──────── Page extract ────────

While approaching the left gastroepiploic pedicle, the operator’s left hand is used to grasp the posterior wall of the stomach near the greater curvature, and then lift it in a 10 o’clock direction to apply tension on the pedicle and gastrosplenic ligament. This helps to make space and clarify the anatomy, facilitating dissection of the left gastroepiploic vessels. Care must be taken to avoid excessive tension that may lead to traction injury to the spleen. Adhesions to the posterior gastric wall or the gastrocolic ligament are common, and need to be divided using diathermy to improve exposure. The left gastroepiploic vessels are identified medially rising from the retroperitoneum toward the greater wall of the stomach. The peritoneal layer is incised and the vessels are dissected using an energy device. The vessels are clipped at the base and divided above the clips, taking out the No. 4sb lymph nodes at the same time. The space beneath the gastrosplenic ligament is entered to identify an avascular plane on the greater curvature of the gastric wall. Tissues are then divided to allow the operator to reach the gastric wall and denude it of its perigastric fat.

Using diathermy, a window is created in the perigastric fat distal to the line of gastric division. An energy device is used to separate the perigastric lymphovascular tissues from the gastric wall proximally and reach the already performed lateral dissection. This denudes the proximal greater curvature of the stomach in preparation for gastric division with the linear stapler. The lymph nodes are separated from the gastric wall that will be left behind, but remain connected to the main resection. This part of the procedure is sometimes performed later, immediately before the stomach is divided.

──────── Records provided ────────

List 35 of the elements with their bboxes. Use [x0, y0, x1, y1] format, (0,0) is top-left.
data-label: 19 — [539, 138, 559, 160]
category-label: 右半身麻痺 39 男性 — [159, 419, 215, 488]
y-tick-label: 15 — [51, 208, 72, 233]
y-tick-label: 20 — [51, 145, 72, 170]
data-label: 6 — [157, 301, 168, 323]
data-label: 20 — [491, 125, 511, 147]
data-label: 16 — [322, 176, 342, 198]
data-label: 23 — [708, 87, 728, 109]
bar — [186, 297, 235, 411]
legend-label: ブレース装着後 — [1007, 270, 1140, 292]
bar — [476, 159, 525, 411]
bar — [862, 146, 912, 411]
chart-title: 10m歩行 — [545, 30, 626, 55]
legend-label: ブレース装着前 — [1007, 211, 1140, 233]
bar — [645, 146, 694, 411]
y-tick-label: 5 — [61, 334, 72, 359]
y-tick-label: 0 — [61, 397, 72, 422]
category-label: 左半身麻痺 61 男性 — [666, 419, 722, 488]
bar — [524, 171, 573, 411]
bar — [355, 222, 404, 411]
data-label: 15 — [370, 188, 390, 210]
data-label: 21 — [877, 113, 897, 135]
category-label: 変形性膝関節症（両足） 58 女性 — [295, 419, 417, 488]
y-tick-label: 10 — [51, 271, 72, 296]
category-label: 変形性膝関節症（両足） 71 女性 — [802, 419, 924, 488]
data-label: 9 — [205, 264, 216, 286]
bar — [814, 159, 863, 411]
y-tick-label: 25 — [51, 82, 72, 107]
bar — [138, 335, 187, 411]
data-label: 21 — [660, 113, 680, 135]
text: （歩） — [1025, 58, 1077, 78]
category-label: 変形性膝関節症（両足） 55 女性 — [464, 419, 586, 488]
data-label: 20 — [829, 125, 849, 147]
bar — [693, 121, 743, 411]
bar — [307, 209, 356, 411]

────────

▸ Exercise 1
Summarize the surgical passage in two sentences.
▸ Exercise 2
According to the surgical passage, which lymph nodes are taken out when the left gastroepiploic vessels are divided?
▸ Exercise 3
Repeat the surgical passage word for word, everything from "Using diathermy, a" down to "stomach is divided.".

▸ Exercise solution 1
The operator lifts the posterior gastric wall to put tension on the left gastroepiploic pedicle, then dissects the left gastroepiploic vessels and clips and divides them, removing the No. 4sb lymph nodes at the same time. A window is then made in the perigastric fat, and the lymphovascular tissue is separated from the proximal greater curvature so that the stomach is ready for division with a linear stapler.

▸ Exercise solution 2
The No. 4sb lymph nodes.

▸ Exercise solution 3
Using diathermy, a window is created in the perigastric fat distal to the line of gastric division. An energy device is used to separate the perigastric lymphovascular tissues from the gastric wall proximally and reach the already performed lateral dissection. This denudes the proximal greater curvature of the stomach in preparation for gastric division with the linear stapler. The lymph nodes are separated from the gastric wall that will be left behind, but remain connected to the main resection. This part of the procedure is sometimes performed later, immediately before the stomach is divided.